>> BEGIN Supplied passage
I recently started using the Einstein summation notation to express certain operations over an "image" $\mathbf{A}$ where to each pixel a square matrix is attached. That is, an array of the shape $\left[n_{row}\times n_{col}\times n \times n\right]$. Now, if I want to represent the multiplication of each "submatrix" $A_{pq}$ of size $n \times n$ by a matrix $\mathbf{B}$ of compatible size, I can express it as:

$A^{'}_{pqij} = B_{ik}A_{pqkj}$.

The problem: I have an array $\mathbf{B}$ of the same size as $\mathbf{A}$ and I want to compute a third array $\mathbf{A}^{'}$ where each pixel $\mathbf{A}_{pix}^{'}$ at the first two indices $p$ and $q$ corresponds to the matrix multiplication of matrix $\mathbf{A}_{pix}$ with $\mathbf{B}_{pix}$ in array $\mathbf{B}$ at the same indices $p$ and $q$.
>> END Supplied passage
▶ Challenges:
**A.** Quote the Einstein notation passage word for word, beginning at the words "The problem: I" and stopping after "indices $p$ and $q$.".
**B.** For each statement, say yes or no according to the Einstein notation passage and quote the words that decide it: (i) The array $\mathbf{A}$ has the shape $\left[n_{row}\times n_{col}\times n \times n\right]$. (ii) In the stated problem, the array $\mathbf{B}$ is smaller than $\mathbf{A}$. (iii) A square matrix is attached to each pixel of the "image" $\mathbf{A}$.
**C.** Continue the Einstein notation passage from the point where it stops.
The material after this point is separate from the Einstein notation passage.
>> BEGIN Dataset extract
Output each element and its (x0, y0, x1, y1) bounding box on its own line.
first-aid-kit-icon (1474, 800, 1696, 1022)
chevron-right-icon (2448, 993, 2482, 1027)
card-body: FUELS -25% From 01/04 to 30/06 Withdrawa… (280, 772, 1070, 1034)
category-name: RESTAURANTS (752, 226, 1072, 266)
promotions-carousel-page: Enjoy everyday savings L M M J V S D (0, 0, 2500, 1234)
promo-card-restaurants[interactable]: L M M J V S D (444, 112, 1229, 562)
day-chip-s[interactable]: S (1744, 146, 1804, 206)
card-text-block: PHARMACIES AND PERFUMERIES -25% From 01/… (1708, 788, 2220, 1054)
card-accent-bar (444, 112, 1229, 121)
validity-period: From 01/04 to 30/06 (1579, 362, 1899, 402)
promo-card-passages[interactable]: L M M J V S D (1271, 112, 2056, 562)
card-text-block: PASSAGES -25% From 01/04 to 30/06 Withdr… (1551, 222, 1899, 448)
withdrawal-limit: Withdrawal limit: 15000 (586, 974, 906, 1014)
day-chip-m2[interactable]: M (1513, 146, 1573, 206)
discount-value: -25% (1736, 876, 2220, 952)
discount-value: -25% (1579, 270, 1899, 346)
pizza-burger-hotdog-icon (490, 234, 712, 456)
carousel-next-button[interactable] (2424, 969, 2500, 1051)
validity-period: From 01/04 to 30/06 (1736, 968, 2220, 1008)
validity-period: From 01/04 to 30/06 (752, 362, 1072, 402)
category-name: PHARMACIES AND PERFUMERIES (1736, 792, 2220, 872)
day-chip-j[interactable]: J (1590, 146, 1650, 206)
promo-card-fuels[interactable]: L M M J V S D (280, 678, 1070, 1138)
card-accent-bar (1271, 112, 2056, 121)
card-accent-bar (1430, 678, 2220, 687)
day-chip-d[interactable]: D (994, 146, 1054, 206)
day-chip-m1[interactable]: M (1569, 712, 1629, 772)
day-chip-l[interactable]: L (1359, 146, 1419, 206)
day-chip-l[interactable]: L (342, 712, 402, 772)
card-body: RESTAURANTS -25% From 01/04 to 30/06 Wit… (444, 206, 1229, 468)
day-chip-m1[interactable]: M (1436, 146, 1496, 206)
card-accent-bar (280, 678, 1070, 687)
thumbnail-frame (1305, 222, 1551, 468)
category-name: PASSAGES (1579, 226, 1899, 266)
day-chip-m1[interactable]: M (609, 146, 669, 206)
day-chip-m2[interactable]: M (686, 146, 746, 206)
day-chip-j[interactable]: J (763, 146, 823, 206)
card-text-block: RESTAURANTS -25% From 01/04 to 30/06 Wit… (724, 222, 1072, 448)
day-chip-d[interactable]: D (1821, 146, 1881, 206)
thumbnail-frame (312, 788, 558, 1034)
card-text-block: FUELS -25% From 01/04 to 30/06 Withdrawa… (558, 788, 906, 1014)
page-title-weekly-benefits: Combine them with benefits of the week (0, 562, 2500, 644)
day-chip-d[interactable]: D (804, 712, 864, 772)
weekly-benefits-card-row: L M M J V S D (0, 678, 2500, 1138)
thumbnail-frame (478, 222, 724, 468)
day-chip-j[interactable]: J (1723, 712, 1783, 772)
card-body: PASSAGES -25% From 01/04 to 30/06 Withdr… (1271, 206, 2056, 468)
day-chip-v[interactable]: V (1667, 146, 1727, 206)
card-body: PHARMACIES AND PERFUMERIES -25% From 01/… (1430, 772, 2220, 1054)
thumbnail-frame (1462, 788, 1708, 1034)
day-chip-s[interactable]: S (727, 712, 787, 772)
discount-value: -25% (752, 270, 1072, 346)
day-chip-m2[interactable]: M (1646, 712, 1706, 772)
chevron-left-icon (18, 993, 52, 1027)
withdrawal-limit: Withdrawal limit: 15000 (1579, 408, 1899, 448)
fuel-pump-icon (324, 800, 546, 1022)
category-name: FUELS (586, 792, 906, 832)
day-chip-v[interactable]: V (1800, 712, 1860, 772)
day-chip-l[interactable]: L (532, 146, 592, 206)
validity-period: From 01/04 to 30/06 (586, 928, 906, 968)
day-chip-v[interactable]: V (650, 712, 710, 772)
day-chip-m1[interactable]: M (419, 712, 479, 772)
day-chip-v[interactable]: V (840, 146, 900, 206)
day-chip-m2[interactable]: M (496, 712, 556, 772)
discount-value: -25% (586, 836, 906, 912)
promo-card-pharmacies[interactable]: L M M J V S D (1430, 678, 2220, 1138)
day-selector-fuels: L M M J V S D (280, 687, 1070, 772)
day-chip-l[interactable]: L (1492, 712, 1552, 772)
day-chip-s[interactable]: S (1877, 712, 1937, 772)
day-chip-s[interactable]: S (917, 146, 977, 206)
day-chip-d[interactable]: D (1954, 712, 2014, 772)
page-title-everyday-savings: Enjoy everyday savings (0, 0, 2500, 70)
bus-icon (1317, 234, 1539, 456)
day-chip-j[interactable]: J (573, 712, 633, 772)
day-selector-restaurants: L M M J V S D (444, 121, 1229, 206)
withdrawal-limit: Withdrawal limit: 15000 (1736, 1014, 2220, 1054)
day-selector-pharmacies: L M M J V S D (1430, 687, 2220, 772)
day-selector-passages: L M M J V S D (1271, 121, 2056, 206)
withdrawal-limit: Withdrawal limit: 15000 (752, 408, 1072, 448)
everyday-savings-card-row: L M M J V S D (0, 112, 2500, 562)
>> END Dataset extract
▶ Results for each task:
**A.**
The problem: I have an array $\mathbf{B}$ of the same size as $\mathbf{A}$ and I want to compute a third array $\mathbf{A}^{'}$ where each pixel $\mathbf{A}_{pix}^{'}$ at the first two indices $p$ and $q$ corresponds to the matrix multiplication of matrix $\mathbf{A}_{pix}$ with $\mathbf{B}_{pix}$ in array $\mathbf{B}$ at the same indices $p$ and $q$.

**B.**
(i) Yes: "an array of the shape $\left[n_{row}\times n_{col}\times n \times n\right]$"
(ii) No: "I have an array $\mathbf{B}$ of the same size as $\mathbf{A}$"
(iii) Yes: "to each pixel a square matrix is attached"

**C.**
In the notation of linear algebra, for each $n \times n$ matrix indicized by $p$ and $q$ I want:

$A_{pix}^{'} = B_{pix}A_{pix}$

Attempt:

I initially tried something of the form: $A_{mnloij}^{'} = B_{mnik}A_{lokj}$ but if I think this will compute the submatrix multiplication at all combinations of indices $m,l,n,o$.

The Question in Brief: Is there a way, using the Einstein summation notation, to compute the sum:

$A_{pqij}^{'} = B_{mnik}A_{lokj}$

for the combinations of indices where $(m,n)=(l,o)=\left(p,q\right)$ only?

Additional Attempt: In the worst case, I suppose that I have to first compute the expression above and then only slice the array in order to select the "diagonals" where $(m,n)=(l,o)$.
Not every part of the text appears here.